> GIVEN INSTRUCTION:
Wherever the word "content" appears in a line, extract that line.

Dataset rows

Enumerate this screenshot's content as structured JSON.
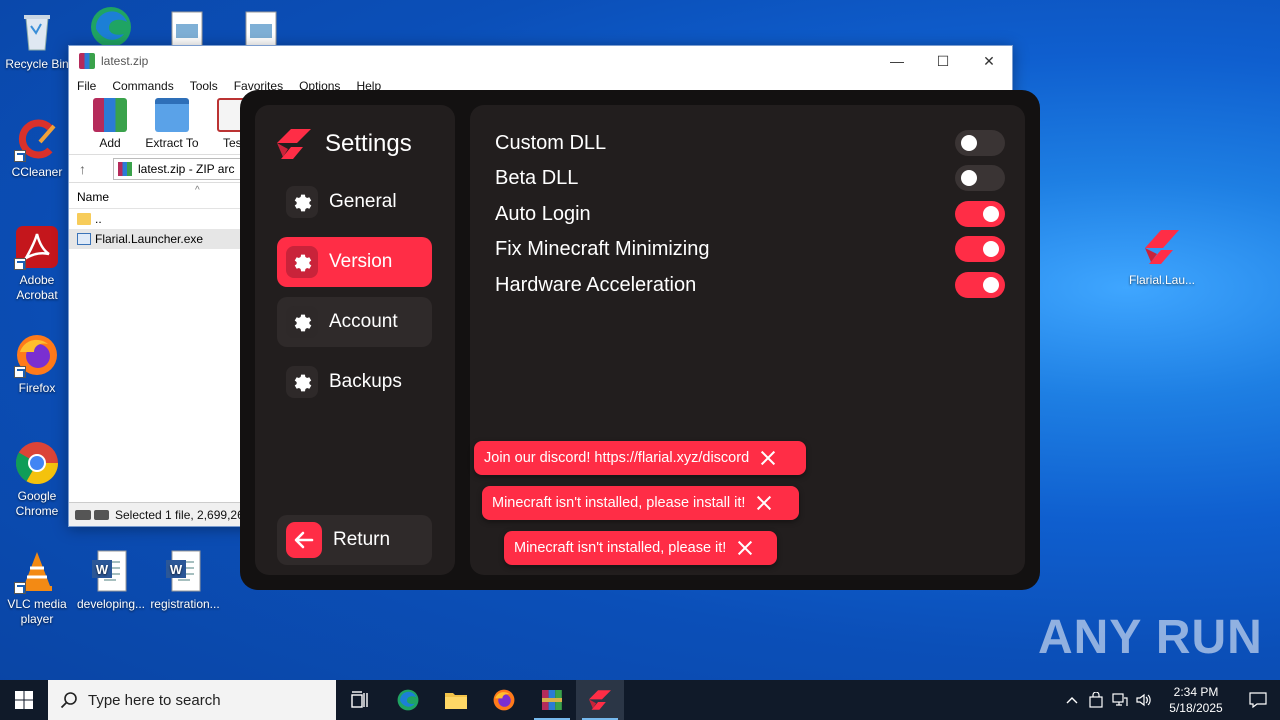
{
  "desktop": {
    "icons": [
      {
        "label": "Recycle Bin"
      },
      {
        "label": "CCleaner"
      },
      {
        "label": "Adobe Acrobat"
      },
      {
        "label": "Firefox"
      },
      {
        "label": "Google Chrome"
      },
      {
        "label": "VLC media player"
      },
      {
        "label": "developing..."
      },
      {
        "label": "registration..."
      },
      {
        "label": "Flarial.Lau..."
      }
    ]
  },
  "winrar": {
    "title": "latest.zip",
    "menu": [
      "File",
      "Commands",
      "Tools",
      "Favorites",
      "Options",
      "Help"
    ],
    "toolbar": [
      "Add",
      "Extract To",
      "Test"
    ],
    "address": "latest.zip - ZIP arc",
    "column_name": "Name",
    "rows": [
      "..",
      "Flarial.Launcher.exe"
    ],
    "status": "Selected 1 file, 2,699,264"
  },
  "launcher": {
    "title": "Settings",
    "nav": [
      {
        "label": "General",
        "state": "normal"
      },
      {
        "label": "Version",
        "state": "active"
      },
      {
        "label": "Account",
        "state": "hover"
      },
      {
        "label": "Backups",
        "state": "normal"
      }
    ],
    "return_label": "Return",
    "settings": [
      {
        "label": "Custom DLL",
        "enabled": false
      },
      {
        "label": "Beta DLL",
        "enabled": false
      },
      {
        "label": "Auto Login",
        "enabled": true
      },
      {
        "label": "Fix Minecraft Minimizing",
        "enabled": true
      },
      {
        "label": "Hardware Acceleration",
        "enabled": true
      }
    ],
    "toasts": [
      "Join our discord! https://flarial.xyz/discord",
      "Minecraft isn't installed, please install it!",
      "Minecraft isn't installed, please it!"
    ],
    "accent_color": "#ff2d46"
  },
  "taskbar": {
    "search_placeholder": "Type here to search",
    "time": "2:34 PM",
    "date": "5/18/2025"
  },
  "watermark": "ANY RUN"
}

--

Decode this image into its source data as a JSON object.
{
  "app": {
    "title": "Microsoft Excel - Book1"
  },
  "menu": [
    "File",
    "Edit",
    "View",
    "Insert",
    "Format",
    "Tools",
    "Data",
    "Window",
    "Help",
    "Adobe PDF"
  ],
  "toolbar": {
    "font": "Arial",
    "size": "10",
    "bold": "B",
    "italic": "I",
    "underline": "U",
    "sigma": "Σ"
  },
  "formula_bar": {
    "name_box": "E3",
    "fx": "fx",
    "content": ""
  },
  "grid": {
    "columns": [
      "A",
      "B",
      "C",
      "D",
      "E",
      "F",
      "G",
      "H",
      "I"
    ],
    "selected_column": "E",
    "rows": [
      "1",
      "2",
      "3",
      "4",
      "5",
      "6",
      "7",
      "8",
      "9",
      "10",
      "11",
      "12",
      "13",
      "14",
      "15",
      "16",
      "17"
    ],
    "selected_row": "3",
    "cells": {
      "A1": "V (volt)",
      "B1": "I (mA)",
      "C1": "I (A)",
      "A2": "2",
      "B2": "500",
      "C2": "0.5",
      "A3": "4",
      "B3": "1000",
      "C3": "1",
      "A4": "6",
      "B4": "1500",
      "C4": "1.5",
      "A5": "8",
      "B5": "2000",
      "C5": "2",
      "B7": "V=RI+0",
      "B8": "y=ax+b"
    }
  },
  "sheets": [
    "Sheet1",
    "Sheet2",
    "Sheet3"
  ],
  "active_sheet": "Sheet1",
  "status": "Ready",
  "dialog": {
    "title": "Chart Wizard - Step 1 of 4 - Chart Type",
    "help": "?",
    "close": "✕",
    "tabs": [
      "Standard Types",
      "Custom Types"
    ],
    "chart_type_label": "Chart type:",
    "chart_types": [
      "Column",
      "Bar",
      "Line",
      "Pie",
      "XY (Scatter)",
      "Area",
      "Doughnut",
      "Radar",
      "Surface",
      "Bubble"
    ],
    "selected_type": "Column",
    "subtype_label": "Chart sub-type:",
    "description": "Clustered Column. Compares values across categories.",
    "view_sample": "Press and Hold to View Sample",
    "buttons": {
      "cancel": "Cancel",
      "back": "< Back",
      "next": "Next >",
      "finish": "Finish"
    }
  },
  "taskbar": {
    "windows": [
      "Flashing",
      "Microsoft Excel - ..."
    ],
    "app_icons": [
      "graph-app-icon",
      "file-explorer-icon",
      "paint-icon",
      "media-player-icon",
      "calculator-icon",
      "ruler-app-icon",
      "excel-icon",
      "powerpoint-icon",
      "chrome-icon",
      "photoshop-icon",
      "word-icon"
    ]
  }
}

> SOLUTION BELOW:
Enumerate this screenshot's content as structured JSON.
    "content": ""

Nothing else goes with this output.